Report, word for word, every line of the material that contains "screenshot".

#### [RECORDS PROVIDED]
--- start ---
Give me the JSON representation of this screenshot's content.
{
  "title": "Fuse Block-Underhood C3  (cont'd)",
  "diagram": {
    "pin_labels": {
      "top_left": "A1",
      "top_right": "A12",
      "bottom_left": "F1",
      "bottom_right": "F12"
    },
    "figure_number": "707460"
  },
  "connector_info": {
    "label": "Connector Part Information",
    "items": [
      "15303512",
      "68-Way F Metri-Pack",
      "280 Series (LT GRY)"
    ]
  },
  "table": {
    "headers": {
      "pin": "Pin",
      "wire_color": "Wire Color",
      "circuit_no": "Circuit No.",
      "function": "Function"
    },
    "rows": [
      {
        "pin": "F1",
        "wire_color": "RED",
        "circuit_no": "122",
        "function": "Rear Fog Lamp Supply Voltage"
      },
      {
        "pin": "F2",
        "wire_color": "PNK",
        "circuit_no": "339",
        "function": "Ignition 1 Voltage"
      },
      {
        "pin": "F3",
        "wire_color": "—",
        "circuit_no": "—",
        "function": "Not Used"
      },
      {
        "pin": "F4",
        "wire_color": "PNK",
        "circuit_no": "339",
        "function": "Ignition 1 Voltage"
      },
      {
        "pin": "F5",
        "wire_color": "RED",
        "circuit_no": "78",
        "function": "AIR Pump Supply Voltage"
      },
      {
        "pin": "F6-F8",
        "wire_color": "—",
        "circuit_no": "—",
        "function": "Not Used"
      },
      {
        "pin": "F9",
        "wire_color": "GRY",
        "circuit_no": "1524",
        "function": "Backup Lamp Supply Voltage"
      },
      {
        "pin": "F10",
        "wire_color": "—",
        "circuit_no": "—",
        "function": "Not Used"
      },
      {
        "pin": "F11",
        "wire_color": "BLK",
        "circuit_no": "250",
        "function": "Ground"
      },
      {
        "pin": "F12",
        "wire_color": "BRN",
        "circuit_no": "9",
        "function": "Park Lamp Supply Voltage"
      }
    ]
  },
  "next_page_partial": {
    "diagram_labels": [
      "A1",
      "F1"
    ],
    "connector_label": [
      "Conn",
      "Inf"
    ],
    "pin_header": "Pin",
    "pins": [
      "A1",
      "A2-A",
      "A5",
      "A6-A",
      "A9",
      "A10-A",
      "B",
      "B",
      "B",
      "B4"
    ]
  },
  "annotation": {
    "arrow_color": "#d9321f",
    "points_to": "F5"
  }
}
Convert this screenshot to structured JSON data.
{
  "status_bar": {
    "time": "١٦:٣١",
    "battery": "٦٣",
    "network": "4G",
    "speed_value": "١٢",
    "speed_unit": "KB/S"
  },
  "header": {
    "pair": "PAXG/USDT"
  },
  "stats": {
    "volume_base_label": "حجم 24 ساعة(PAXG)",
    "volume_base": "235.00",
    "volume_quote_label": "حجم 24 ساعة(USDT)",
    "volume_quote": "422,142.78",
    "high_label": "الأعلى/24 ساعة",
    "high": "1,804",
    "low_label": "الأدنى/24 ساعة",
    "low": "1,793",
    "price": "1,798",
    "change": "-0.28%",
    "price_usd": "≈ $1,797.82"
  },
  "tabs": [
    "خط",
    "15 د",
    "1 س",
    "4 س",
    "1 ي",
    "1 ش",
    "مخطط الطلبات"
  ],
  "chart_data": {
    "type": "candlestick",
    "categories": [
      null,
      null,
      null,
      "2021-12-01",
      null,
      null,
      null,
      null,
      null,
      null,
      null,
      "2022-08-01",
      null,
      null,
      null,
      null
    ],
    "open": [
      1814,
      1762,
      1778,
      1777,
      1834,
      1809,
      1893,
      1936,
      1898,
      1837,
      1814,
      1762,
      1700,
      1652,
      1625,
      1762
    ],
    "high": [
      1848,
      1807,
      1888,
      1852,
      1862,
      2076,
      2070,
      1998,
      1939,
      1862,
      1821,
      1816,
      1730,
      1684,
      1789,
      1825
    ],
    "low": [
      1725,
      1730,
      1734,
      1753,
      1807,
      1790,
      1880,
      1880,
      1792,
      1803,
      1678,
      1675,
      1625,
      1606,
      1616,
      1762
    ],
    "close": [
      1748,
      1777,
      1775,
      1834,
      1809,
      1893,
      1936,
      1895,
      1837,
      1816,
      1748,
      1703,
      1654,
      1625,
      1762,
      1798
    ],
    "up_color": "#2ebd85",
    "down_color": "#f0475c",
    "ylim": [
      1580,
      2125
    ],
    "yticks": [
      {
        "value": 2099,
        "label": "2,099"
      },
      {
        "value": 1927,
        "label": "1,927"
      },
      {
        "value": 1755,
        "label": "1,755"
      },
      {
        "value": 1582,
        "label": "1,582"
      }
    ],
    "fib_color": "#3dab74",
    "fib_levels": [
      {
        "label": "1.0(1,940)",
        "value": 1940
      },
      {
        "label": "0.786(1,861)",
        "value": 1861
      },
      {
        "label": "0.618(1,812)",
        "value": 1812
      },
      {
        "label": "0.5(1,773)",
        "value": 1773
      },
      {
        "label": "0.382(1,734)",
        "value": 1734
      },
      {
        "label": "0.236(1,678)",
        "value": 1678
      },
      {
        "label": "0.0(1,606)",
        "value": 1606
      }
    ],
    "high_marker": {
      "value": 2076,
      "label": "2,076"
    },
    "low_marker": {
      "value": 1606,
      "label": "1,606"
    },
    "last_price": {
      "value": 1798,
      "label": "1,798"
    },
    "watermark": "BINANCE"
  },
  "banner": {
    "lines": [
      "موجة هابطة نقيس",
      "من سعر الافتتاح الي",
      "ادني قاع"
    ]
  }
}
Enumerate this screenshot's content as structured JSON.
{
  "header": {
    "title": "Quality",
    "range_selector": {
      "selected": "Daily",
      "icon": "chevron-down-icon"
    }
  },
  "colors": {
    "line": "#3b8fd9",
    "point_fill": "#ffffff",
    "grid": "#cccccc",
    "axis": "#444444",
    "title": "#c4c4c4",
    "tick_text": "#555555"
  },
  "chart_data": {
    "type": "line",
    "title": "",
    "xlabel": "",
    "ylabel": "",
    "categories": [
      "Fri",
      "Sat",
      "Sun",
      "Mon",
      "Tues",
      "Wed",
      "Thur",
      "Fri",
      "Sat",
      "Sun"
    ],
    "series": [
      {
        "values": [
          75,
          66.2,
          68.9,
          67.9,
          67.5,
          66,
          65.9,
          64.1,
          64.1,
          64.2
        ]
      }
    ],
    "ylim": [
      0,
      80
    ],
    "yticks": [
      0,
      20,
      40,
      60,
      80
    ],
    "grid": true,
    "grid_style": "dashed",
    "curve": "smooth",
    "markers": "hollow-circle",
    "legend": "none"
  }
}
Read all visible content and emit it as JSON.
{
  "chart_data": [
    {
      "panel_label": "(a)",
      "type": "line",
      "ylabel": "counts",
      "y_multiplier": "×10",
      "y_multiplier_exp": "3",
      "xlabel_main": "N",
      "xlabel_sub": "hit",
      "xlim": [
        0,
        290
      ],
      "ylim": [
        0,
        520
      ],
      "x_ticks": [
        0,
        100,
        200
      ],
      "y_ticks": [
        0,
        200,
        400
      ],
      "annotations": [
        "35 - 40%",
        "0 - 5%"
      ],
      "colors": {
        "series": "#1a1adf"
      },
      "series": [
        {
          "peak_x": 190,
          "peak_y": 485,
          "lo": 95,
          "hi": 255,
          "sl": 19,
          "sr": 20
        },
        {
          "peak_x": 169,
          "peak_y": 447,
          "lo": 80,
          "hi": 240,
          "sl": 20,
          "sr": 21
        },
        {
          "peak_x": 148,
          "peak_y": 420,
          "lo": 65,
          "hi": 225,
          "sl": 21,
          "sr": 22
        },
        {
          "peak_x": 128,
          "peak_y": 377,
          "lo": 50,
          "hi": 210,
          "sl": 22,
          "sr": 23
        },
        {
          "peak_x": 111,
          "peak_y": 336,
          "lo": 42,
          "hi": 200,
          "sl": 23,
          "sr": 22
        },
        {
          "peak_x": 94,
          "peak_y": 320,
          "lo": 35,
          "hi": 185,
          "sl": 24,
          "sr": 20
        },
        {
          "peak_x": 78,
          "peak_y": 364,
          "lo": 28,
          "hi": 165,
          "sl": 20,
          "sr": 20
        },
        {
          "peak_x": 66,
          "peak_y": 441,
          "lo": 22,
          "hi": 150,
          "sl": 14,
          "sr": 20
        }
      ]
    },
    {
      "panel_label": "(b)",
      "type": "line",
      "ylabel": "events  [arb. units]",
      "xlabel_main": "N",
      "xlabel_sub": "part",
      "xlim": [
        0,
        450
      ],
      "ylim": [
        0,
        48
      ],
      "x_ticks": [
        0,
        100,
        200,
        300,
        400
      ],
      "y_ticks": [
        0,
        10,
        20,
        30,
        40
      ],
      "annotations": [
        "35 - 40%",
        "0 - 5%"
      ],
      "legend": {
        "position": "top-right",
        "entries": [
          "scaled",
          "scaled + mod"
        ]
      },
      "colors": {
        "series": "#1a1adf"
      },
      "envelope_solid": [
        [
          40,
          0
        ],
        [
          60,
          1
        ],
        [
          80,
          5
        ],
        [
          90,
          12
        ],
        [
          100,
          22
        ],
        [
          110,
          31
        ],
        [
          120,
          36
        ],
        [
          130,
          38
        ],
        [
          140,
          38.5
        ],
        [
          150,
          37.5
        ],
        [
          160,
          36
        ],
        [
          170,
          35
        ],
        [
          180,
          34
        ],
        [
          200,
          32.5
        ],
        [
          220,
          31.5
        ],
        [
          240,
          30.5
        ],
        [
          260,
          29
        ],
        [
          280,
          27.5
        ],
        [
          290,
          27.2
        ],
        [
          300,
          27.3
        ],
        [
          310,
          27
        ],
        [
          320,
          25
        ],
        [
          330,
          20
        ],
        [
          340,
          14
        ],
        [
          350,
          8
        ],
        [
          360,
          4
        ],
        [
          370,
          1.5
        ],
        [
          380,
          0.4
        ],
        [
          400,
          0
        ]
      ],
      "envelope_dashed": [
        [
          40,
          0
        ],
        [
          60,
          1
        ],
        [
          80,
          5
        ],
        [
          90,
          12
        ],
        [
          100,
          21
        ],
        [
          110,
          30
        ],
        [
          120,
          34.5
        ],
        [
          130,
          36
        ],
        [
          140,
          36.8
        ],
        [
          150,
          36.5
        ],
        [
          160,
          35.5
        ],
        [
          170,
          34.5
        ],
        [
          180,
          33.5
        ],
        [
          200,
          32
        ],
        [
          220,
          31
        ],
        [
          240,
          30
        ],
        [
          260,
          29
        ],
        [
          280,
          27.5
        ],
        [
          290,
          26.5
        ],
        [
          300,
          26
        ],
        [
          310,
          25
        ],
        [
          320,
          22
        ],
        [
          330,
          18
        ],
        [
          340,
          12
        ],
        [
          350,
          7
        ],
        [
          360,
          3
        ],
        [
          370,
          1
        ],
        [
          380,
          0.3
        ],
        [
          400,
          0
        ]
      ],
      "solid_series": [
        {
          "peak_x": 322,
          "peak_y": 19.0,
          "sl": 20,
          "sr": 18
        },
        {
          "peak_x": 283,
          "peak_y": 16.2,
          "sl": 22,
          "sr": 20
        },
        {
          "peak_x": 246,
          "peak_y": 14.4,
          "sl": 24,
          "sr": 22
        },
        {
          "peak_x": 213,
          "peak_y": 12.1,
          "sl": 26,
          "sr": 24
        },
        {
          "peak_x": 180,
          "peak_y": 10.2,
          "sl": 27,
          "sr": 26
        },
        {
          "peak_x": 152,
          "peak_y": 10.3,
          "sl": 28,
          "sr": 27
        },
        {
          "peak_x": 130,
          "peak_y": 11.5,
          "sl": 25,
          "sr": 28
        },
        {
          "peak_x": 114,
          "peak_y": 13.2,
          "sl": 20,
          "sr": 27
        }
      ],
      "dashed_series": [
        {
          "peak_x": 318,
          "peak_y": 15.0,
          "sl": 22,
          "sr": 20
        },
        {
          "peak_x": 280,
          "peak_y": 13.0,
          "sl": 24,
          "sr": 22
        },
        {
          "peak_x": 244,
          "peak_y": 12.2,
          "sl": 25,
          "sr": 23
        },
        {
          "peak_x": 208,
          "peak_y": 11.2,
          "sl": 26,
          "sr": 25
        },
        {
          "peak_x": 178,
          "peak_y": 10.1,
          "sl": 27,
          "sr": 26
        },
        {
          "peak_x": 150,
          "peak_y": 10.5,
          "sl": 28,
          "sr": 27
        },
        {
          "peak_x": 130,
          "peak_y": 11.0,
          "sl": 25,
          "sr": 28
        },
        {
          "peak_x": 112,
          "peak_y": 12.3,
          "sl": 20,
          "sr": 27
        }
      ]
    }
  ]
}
--- end ---
#### [EXERCISE RESULT]
Give me the JSON representation of this screenshot's content.
Convert this screenshot to structured JSON data.
Enumerate this screenshot's content as structured JSON.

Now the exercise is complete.